§ **WORK TO COMPLETE**: Quote the data below in full, please, without altering anything.

Collected data entries:
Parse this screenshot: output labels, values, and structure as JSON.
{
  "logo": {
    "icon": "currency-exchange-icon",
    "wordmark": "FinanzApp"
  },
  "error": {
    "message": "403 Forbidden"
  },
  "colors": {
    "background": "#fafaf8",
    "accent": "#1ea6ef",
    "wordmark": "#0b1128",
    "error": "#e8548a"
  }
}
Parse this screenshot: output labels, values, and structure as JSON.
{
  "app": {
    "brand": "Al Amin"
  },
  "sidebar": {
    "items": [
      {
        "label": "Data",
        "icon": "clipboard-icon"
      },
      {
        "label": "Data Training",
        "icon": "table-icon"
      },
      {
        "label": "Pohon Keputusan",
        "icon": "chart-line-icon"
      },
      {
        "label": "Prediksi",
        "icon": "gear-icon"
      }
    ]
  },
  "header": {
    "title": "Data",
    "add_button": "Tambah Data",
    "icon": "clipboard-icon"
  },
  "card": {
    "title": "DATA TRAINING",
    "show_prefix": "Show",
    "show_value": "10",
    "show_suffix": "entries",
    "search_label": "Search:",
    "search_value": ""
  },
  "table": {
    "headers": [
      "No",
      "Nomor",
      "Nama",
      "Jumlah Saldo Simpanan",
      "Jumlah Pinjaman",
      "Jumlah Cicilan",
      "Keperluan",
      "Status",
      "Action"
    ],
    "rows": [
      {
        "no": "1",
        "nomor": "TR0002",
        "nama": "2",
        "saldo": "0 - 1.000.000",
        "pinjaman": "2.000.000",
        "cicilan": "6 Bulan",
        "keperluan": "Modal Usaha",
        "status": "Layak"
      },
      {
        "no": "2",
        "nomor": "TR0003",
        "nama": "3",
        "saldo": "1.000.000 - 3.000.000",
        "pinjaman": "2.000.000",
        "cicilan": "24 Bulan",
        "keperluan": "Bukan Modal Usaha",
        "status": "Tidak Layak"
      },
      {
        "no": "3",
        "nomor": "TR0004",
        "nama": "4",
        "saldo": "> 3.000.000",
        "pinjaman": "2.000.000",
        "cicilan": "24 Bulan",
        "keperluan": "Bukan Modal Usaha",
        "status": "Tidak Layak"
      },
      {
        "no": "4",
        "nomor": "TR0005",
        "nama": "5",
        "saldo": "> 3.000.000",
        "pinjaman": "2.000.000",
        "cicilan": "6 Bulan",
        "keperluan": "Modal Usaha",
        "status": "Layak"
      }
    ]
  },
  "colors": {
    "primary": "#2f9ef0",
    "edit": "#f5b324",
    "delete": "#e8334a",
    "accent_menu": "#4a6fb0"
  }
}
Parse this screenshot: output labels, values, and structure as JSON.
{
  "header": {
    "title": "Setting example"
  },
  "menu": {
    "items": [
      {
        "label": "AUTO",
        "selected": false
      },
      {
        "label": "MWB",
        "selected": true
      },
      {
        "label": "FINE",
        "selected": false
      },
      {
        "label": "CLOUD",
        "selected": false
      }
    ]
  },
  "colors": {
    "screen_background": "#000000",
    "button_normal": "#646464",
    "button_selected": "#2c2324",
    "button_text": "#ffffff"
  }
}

§ **RESPONSE**:
Parse this screenshot: output labels, values, and structure as JSON.
{
  "logo": {
    "icon": "currency-exchange-icon",
    "wordmark": "FinanzApp"
  },
  "error": {
    "message": "403 Forbidden"
  },
  "colors": {
    "background": "#fafaf8",
    "accent": "#1ea6ef",
    "wordmark": "#0b1128",
    "error": "#e8548a"
  }
}
Parse this screenshot: output labels, values, and structure as JSON.
{
  "app": {
    "brand": "Al Amin"
  },
  "sidebar": {
    "items": [
      {
        "label": "Data",
        "icon": "clipboard-icon"
      },
      {
        "label": "Data Training",
        "icon": "table-icon"
      },
      {
        "label": "Pohon Keputusan",
        "icon": "chart-line-icon"
      },
      {
        "label": "Prediksi",
        "icon": "gear-icon"
      }
    ]
  },
  "header": {
    "title": "Data",
    "add_button": "Tambah Data",
    "icon": "clipboard-icon"
  },
  "card": {
    "title": "DATA TRAINING",
    "show_prefix": "Show",
    "show_value": "10",
    "show_suffix": "entries",
    "search_label": "Search:",
    "search_value": ""
  },
  "table": {
    "headers": [
      "No",
      "Nomor",
      "Nama",
      "Jumlah Saldo Simpanan",
      "Jumlah Pinjaman",
      "Jumlah Cicilan",
      "Keperluan",
      "Status",
      "Action"
    ],
    "rows": [
      {
        "no": "1",
        "nomor": "TR0002",
        "nama": "2",
        "saldo": "0 - 1.000.000",
        "pinjaman": "2.000.000",
        "cicilan": "6 Bulan",
        "keperluan": "Modal Usaha",
        "status": "Layak"
      },
      {
        "no": "2",
        "nomor": "TR0003",
        "nama": "3",
        "saldo": "1.000.000 - 3.000.000",
        "pinjaman": "2.000.000",
        "cicilan": "24 Bulan",
        "keperluan": "Bukan Modal Usaha",
        "status": "Tidak Layak"
      },
      {
        "no": "3",
        "nomor": "TR0004",
        "nama": "4",
        "saldo": "> 3.000.000",
        "pinjaman": "2.000.000",
        "cicilan": "24 Bulan",
        "keperluan": "Bukan Modal Usaha",
        "status": "Tidak Layak"
      },
      {
        "no": "4",
        "nomor": "TR0005",
        "nama": "5",
        "saldo": "> 3.000.000",
        "pinjaman": "2.000.000",
        "cicilan": "6 Bulan",
        "keperluan": "Modal Usaha",
        "status": "Layak"
      }
    ]
  },
  "colors": {
    "primary": "#2f9ef0",
    "edit": "#f5b324",
    "delete": "#e8334a",
    "accent_menu": "#4a6fb0"
  }
}
Parse this screenshot: output labels, values, and structure as JSON.
{
  "header": {
    "title": "Setting example"
  },
  "menu": {
    "items": [
      {
        "label": "AUTO",
        "selected": false
      },
      {
        "label": "MWB",
        "selected": true
      },
      {
        "label": "FINE",
        "selected": false
      },
      {
        "label": "CLOUD",
        "selected": false
      }
    ]
  },
  "colors": {
    "screen_background": "#000000",
    "button_normal": "#646464",
    "button_selected": "#2c2324",
    "button_text": "#ffffff"
  }
}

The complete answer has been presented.